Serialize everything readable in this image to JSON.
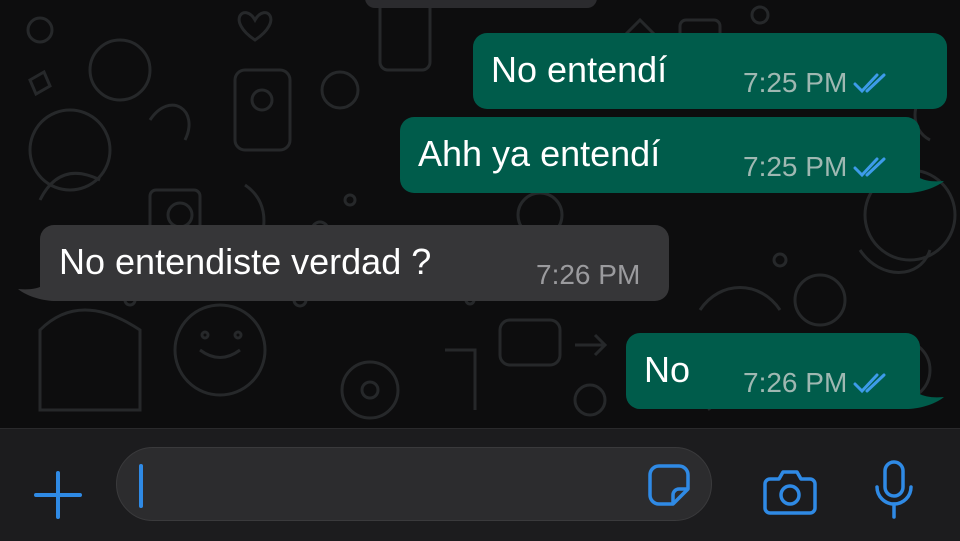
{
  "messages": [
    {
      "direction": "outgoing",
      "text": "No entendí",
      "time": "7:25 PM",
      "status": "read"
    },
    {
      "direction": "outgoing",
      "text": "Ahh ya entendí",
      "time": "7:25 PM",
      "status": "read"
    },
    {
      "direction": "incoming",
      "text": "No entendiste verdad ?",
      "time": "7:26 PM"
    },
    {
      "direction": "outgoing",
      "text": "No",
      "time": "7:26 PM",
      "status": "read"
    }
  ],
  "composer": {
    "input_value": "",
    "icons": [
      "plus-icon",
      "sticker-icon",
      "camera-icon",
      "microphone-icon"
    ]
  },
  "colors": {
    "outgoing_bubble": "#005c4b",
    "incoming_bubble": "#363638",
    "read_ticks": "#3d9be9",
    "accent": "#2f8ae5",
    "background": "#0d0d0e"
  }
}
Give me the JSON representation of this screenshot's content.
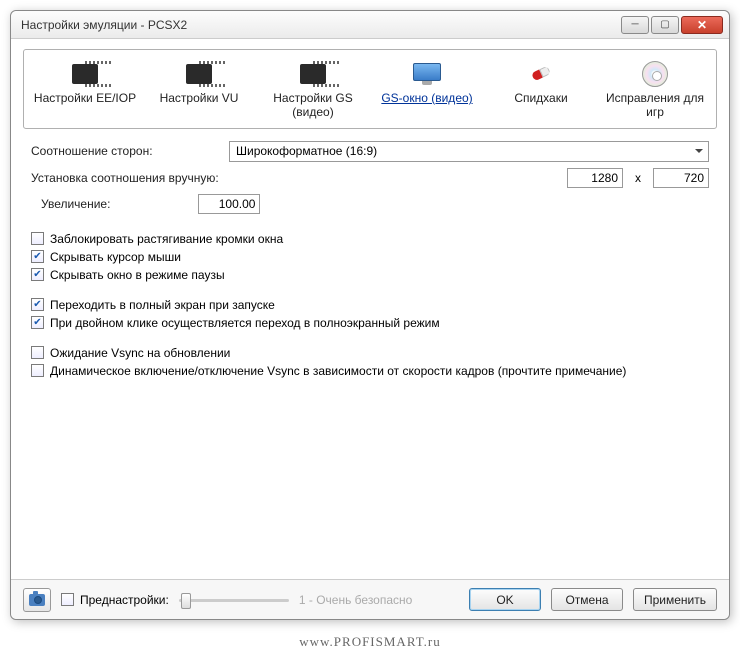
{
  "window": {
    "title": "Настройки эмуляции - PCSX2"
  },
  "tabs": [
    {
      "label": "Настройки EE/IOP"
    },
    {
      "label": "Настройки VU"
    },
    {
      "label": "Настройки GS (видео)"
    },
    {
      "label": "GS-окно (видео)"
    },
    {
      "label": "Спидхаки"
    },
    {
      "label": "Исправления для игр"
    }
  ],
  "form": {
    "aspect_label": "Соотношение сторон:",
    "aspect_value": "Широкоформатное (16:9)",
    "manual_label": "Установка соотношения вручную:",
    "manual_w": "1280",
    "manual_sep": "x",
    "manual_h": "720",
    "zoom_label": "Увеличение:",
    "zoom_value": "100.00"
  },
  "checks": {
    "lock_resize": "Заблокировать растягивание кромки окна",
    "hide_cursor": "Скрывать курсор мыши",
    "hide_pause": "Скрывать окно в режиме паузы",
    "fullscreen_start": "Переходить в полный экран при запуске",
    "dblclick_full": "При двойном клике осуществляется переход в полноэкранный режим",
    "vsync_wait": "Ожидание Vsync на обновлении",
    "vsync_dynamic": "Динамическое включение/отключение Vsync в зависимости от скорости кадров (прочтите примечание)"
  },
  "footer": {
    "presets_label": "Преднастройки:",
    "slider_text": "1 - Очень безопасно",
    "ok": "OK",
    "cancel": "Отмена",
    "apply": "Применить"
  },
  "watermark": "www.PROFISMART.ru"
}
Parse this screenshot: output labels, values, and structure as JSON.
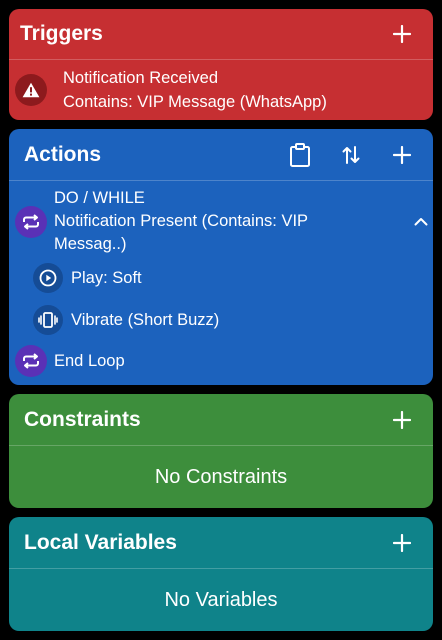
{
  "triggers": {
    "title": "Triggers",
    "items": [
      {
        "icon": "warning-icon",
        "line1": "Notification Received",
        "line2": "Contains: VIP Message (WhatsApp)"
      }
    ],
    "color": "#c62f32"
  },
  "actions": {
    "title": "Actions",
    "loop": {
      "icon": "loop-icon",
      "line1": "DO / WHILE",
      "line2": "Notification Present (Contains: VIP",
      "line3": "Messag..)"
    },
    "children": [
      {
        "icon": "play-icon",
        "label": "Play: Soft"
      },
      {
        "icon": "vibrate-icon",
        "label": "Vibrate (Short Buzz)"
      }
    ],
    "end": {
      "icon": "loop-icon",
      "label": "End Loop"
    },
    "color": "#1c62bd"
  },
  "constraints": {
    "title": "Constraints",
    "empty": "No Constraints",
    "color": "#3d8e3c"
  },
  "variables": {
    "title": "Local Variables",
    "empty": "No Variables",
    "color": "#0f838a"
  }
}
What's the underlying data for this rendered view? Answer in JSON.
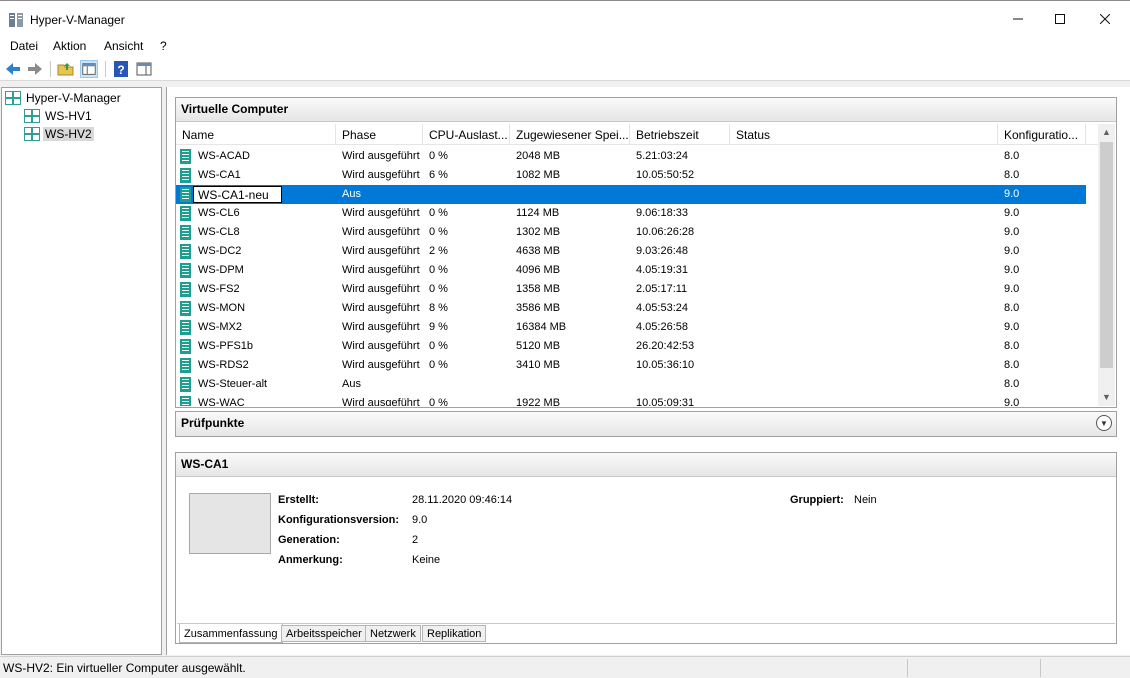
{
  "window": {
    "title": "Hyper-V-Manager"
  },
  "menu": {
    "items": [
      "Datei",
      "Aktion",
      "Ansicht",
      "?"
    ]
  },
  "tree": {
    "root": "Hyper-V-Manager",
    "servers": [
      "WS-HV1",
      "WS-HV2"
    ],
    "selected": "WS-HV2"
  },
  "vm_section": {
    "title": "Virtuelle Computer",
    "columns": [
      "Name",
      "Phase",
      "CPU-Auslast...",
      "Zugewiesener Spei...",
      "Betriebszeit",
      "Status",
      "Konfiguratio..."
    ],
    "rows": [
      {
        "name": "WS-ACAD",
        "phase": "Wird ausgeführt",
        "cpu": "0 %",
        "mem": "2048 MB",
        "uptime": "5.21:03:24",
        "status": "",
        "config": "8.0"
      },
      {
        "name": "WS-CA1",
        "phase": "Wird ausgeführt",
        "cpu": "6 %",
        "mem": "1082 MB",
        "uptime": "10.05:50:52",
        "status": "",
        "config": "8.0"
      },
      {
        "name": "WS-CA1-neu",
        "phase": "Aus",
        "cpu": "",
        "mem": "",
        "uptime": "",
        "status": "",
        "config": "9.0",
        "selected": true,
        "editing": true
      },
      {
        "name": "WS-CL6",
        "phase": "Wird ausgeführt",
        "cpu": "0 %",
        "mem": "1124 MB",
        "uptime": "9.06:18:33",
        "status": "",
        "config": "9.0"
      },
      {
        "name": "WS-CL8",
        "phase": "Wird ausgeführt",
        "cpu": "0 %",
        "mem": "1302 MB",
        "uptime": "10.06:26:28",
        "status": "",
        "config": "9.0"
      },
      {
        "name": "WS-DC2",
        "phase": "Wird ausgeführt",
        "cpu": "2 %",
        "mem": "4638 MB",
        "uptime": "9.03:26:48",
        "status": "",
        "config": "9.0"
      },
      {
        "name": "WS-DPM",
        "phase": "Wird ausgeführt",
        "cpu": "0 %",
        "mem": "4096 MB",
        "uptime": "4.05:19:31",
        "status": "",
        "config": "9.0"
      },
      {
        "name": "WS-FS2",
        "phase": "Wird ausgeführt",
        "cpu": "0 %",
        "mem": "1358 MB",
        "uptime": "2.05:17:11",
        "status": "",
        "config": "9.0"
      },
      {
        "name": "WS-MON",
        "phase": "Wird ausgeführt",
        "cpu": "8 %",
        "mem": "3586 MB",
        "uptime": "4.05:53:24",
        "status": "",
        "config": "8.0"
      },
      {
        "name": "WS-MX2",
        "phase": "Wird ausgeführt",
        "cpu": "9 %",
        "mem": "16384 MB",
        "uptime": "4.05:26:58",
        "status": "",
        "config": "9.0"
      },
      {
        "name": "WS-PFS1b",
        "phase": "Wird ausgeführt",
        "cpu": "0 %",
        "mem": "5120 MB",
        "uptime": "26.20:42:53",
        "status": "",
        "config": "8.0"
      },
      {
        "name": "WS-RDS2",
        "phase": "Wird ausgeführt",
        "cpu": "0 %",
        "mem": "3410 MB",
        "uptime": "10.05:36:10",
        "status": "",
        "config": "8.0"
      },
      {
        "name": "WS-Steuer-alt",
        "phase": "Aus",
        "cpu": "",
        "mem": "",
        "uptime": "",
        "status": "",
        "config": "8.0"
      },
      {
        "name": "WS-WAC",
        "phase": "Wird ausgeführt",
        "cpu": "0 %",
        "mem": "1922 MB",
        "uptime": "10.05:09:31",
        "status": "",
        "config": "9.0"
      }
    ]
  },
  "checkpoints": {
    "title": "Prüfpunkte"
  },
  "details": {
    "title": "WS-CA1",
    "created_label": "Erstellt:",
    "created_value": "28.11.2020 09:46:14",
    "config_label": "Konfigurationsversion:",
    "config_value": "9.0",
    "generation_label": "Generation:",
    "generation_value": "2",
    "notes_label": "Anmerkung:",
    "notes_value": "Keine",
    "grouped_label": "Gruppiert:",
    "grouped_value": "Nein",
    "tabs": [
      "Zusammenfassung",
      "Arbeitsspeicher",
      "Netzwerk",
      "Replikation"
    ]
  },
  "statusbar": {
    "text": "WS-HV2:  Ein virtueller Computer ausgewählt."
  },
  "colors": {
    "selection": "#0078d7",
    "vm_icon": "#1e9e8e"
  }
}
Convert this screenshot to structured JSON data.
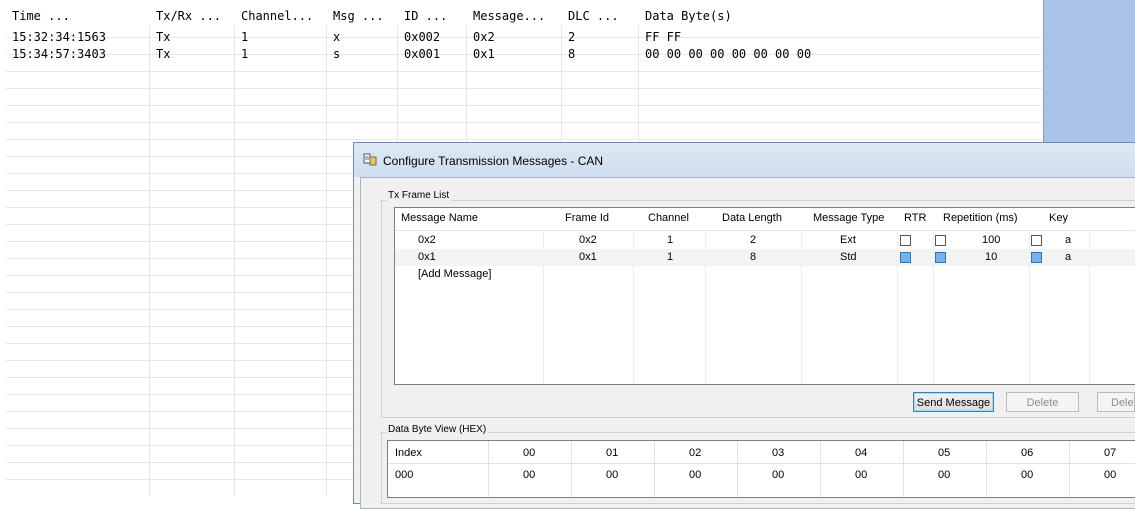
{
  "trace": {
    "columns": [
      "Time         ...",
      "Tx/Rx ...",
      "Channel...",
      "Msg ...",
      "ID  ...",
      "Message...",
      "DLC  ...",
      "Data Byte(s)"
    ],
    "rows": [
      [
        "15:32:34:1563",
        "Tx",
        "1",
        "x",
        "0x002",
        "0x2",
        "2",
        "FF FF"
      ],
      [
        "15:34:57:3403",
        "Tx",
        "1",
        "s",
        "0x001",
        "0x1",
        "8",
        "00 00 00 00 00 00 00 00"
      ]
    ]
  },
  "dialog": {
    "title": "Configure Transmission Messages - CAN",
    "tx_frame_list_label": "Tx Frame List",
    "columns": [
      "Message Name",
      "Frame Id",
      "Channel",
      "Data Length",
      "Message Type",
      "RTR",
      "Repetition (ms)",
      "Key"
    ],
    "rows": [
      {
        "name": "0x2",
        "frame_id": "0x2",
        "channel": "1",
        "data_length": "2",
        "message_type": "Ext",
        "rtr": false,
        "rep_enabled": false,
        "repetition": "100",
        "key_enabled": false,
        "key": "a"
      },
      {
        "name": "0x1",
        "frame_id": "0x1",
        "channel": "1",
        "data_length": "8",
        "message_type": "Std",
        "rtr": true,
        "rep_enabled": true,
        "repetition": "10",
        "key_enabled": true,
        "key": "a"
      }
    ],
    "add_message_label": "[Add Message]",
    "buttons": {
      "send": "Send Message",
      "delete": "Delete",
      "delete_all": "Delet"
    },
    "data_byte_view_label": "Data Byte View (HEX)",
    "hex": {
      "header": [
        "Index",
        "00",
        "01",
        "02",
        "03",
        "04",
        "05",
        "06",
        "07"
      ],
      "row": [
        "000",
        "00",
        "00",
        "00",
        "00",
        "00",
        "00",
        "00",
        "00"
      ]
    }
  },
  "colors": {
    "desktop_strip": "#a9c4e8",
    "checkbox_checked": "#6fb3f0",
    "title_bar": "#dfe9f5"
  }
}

══════════

Exercise
Go through the data and gather every line that holds "окно".

Answer to this problem
      "label": "GS-окно (видео)"
    "hide_pause": "Скрывать окно в режиме паузы",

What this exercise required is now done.